* EXERCISE INPUT *

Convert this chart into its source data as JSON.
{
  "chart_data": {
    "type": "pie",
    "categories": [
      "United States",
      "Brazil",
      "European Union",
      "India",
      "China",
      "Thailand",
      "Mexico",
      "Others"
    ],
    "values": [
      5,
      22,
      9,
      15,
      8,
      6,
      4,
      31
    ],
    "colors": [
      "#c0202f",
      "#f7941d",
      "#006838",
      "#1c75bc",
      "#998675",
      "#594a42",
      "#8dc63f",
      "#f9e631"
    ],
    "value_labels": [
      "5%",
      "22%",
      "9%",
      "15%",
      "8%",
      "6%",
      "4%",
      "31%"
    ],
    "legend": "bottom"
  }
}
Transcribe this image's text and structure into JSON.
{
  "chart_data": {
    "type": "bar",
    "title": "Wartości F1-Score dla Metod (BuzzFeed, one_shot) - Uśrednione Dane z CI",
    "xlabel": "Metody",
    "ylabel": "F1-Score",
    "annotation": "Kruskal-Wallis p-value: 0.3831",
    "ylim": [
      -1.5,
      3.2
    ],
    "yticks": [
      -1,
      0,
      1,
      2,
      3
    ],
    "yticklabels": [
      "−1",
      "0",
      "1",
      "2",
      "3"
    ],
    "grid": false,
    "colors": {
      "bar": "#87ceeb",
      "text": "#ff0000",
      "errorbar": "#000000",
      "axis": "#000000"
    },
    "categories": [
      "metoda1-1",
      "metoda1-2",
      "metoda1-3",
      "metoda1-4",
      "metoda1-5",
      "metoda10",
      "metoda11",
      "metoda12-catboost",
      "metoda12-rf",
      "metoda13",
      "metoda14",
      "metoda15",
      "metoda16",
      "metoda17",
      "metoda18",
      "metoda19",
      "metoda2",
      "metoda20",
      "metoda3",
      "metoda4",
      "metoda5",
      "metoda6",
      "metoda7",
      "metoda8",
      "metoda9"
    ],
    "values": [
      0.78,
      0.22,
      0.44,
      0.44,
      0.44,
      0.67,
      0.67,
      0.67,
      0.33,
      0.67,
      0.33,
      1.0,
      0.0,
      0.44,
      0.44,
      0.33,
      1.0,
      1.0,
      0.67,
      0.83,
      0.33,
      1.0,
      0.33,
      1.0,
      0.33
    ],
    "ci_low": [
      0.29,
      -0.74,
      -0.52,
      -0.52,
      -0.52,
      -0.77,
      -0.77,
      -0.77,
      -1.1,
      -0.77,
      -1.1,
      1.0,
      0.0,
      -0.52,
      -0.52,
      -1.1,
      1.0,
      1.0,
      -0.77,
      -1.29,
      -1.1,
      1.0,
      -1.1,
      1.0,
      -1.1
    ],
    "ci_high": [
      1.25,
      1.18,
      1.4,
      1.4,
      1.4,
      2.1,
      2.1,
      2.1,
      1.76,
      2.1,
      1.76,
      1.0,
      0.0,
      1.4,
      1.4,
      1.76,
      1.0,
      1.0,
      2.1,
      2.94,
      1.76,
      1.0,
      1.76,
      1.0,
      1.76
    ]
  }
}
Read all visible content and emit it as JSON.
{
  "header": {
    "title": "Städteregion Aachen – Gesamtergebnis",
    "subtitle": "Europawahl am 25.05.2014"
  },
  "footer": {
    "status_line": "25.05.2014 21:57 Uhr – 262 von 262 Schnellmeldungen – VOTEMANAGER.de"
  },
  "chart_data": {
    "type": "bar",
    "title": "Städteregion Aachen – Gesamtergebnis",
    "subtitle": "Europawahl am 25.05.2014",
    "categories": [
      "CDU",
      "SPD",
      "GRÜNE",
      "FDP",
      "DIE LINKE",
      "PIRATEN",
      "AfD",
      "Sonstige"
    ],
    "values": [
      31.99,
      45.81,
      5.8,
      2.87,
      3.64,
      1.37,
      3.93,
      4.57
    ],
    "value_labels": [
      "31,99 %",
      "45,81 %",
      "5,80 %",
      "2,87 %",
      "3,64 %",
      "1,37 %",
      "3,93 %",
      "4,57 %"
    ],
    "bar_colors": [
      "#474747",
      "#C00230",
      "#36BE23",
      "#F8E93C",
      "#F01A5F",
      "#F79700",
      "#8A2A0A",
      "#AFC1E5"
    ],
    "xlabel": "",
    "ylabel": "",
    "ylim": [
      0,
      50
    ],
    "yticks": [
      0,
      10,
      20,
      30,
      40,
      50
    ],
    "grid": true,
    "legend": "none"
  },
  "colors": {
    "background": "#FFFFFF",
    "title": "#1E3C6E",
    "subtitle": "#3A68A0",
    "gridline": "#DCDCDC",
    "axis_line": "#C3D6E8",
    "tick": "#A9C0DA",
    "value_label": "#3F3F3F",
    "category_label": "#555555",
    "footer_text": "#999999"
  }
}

* WORK INSTRUCTIONS *
Return each full line of the entries that contains the word "Score".

* EXERCISE ANSWER *
    "title": "Wartości F1-Score dla Metod (BuzzFeed, one_shot) - Uśrednione Dane z CI",
    "ylabel": "F1-Score",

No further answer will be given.